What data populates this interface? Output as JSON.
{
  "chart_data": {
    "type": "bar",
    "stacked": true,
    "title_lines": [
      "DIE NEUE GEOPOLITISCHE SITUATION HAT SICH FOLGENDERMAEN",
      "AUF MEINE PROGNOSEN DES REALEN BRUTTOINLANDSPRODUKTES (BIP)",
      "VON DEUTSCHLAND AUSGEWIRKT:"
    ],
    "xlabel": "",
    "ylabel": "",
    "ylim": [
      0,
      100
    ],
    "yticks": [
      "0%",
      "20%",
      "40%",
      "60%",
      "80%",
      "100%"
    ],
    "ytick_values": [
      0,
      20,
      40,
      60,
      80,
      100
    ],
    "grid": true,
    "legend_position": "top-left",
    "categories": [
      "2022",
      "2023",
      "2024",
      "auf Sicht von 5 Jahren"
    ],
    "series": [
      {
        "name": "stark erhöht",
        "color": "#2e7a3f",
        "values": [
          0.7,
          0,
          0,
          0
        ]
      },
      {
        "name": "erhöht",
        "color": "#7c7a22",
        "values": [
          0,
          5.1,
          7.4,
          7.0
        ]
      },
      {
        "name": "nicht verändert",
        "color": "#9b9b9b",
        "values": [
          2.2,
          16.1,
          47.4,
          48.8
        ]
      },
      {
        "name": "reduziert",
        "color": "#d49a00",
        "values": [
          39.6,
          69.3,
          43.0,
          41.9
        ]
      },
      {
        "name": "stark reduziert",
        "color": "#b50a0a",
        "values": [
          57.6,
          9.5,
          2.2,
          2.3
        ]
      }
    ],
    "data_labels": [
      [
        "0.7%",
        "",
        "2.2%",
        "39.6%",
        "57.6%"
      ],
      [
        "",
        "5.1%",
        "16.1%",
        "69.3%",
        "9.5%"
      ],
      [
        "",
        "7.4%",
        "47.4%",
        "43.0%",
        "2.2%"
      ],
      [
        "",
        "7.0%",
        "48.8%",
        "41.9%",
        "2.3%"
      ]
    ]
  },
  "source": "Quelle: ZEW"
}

******************************

Give the listing above again, word for word.

What data populates this interface? Output as JSON.
{
  "chart_data": {
    "type": "bar",
    "stacked": true,
    "title_lines": [
      "DIE NEUE GEOPOLITISCHE SITUATION HAT SICH FOLGENDERMAEN",
      "AUF MEINE PROGNOSEN DES REALEN BRUTTOINLANDSPRODUKTES (BIP)",
      "VON DEUTSCHLAND AUSGEWIRKT:"
    ],
    "xlabel": "",
    "ylabel": "",
    "ylim": [
      0,
      100
    ],
    "yticks": [
      "0%",
      "20%",
      "40%",
      "60%",
      "80%",
      "100%"
    ],
    "ytick_values": [
      0,
      20,
      40,
      60,
      80,
      100
    ],
    "grid": true,
    "legend_position": "top-left",
    "categories": [
      "2022",
      "2023",
      "2024",
      "auf Sicht von 5 Jahren"
    ],
    "series": [
      {
        "name": "stark erhöht",
        "color": "#2e7a3f",
        "values": [
          0.7,
          0,
          0,
          0
        ]
      },
      {
        "name": "erhöht",
        "color": "#7c7a22",
        "values": [
          0,
          5.1,
          7.4,
          7.0
        ]
      },
      {
        "name": "nicht verändert",
        "color": "#9b9b9b",
        "values": [
          2.2,
          16.1,
          47.4,
          48.8
        ]
      },
      {
        "name": "reduziert",
        "color": "#d49a00",
        "values": [
          39.6,
          69.3,
          43.0,
          41.9
        ]
      },
      {
        "name": "stark reduziert",
        "color": "#b50a0a",
        "values": [
          57.6,
          9.5,
          2.2,
          2.3
        ]
      }
    ],
    "data_labels": [
      [
        "0.7%",
        "",
        "2.2%",
        "39.6%",
        "57.6%"
      ],
      [
        "",
        "5.1%",
        "16.1%",
        "69.3%",
        "9.5%"
      ],
      [
        "",
        "7.4%",
        "47.4%",
        "43.0%",
        "2.2%"
      ],
      [
        "",
        "7.0%",
        "48.8%",
        "41.9%",
        "2.3%"
      ]
    ]
  },
  "source": "Quelle: ZEW"
}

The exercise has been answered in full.